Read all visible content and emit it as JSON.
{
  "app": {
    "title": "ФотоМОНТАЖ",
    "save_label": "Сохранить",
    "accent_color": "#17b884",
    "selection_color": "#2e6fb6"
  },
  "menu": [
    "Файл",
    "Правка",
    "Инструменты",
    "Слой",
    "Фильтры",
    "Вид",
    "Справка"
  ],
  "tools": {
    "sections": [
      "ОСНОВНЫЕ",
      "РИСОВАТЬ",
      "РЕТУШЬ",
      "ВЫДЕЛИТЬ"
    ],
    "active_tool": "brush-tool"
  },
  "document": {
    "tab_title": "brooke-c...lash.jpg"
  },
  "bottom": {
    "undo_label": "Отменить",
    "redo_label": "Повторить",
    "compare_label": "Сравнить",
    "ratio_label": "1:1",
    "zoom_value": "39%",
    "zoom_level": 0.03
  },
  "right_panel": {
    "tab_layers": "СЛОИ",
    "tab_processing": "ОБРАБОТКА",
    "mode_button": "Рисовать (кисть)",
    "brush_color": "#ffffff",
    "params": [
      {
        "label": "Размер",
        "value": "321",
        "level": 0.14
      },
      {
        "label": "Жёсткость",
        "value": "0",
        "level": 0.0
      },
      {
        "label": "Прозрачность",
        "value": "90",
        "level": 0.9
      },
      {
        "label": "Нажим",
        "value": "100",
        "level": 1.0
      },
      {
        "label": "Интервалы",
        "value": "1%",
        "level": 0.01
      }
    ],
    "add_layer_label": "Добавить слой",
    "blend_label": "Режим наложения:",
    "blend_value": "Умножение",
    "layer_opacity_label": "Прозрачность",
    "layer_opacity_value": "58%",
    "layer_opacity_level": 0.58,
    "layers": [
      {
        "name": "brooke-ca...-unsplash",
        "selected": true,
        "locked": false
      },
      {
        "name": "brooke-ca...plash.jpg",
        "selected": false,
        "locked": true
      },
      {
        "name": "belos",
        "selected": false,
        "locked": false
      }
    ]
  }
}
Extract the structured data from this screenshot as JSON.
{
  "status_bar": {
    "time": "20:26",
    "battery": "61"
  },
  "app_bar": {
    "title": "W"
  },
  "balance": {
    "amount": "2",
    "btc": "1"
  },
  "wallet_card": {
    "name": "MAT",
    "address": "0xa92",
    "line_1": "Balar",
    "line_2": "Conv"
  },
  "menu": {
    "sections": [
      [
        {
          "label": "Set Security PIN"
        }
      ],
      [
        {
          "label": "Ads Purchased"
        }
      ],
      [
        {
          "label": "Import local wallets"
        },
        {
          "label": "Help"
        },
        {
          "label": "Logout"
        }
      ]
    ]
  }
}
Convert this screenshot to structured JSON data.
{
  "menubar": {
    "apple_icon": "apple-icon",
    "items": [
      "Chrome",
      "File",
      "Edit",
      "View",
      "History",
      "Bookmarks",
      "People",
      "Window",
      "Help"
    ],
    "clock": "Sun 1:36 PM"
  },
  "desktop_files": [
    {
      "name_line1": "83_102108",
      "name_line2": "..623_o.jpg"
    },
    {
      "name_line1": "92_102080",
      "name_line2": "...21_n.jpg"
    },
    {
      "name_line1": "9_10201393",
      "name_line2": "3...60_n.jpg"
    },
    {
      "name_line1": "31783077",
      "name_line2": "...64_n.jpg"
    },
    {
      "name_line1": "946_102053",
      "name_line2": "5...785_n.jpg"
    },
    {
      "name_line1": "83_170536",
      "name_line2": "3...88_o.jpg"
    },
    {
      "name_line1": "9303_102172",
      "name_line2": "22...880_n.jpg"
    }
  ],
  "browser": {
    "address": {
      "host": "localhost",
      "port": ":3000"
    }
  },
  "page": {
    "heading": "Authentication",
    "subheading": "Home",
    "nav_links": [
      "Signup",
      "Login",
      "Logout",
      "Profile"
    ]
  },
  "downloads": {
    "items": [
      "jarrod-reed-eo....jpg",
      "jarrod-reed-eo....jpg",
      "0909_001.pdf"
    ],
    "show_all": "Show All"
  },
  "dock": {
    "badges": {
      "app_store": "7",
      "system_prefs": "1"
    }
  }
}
——————
Work required ::
Every record shown above should be written out again exactly.

In response ::
Read all visible content and emit it as JSON.
{
  "app": {
    "title": "ФотоМОНТАЖ",
    "save_label": "Сохранить",
    "accent_color": "#17b884",
    "selection_color": "#2e6fb6"
  },
  "menu": [
    "Файл",
    "Правка",
    "Инструменты",
    "Слой",
    "Фильтры",
    "Вид",
    "Справка"
  ],
  "tools": {
    "sections": [
      "ОСНОВНЫЕ",
      "РИСОВАТЬ",
      "РЕТУШЬ",
      "ВЫДЕЛИТЬ"
    ],
    "active_tool": "brush-tool"
  },
  "document": {
    "tab_title": "brooke-c...lash.jpg"
  },
  "bottom": {
    "undo_label": "Отменить",
    "redo_label": "Повторить",
    "compare_label": "Сравнить",
    "ratio_label": "1:1",
    "zoom_value": "39%",
    "zoom_level": 0.03
  },
  "right_panel": {
    "tab_layers": "СЛОИ",
    "tab_processing": "ОБРАБОТКА",
    "mode_button": "Рисовать (кисть)",
    "brush_color": "#ffffff",
    "params": [
      {
        "label": "Размер",
        "value": "321",
        "level": 0.14
      },
      {
        "label": "Жёсткость",
        "value": "0",
        "level": 0.0
      },
      {
        "label": "Прозрачность",
        "value": "90",
        "level": 0.9
      },
      {
        "label": "Нажим",
        "value": "100",
        "level": 1.0
      },
      {
        "label": "Интервалы",
        "value": "1%",
        "level": 0.01
      }
    ],
    "add_layer_label": "Добавить слой",
    "blend_label": "Режим наложения:",
    "blend_value": "Умножение",
    "layer_opacity_label": "Прозрачность",
    "layer_opacity_value": "58%",
    "layer_opacity_level": 0.58,
    "layers": [
      {
        "name": "brooke-ca...-unsplash",
        "selected": true,
        "locked": false
      },
      {
        "name": "brooke-ca...plash.jpg",
        "selected": false,
        "locked": true
      },
      {
        "name": "belos",
        "selected": false,
        "locked": false
      }
    ]
  }
}
Extract the structured data from this screenshot as JSON.
{
  "status_bar": {
    "time": "20:26",
    "battery": "61"
  },
  "app_bar": {
    "title": "W"
  },
  "balance": {
    "amount": "2",
    "btc": "1"
  },
  "wallet_card": {
    "name": "MAT",
    "address": "0xa92",
    "line_1": "Balar",
    "line_2": "Conv"
  },
  "menu": {
    "sections": [
      [
        {
          "label": "Set Security PIN"
        }
      ],
      [
        {
          "label": "Ads Purchased"
        }
      ],
      [
        {
          "label": "Import local wallets"
        },
        {
          "label": "Help"
        },
        {
          "label": "Logout"
        }
      ]
    ]
  }
}
Convert this screenshot to structured JSON data.
{
  "menubar": {
    "apple_icon": "apple-icon",
    "items": [
      "Chrome",
      "File",
      "Edit",
      "View",
      "History",
      "Bookmarks",
      "People",
      "Window",
      "Help"
    ],
    "clock": "Sun 1:36 PM"
  },
  "desktop_files": [
    {
      "name_line1": "83_102108",
      "name_line2": "..623_o.jpg"
    },
    {
      "name_line1": "92_102080",
      "name_line2": "...21_n.jpg"
    },
    {
      "name_line1": "9_10201393",
      "name_line2": "3...60_n.jpg"
    },
    {
      "name_line1": "31783077",
      "name_line2": "...64_n.jpg"
    },
    {
      "name_line1": "946_102053",
      "name_line2": "5...785_n.jpg"
    },
    {
      "name_line1": "83_170536",
      "name_line2": "3...88_o.jpg"
    },
    {
      "name_line1": "9303_102172",
      "name_line2": "22...880_n.jpg"
    }
  ],
  "browser": {
    "address": {
      "host": "localhost",
      "port": ":3000"
    }
  },
  "page": {
    "heading": "Authentication",
    "subheading": "Home",
    "nav_links": [
      "Signup",
      "Login",
      "Logout",
      "Profile"
    ]
  },
  "downloads": {
    "items": [
      "jarrod-reed-eo....jpg",
      "jarrod-reed-eo....jpg",
      "0909_001.pdf"
    ],
    "show_all": "Show All"
  },
  "dock": {
    "badges": {
      "app_store": "7",
      "system_prefs": "1"
    }
  }
}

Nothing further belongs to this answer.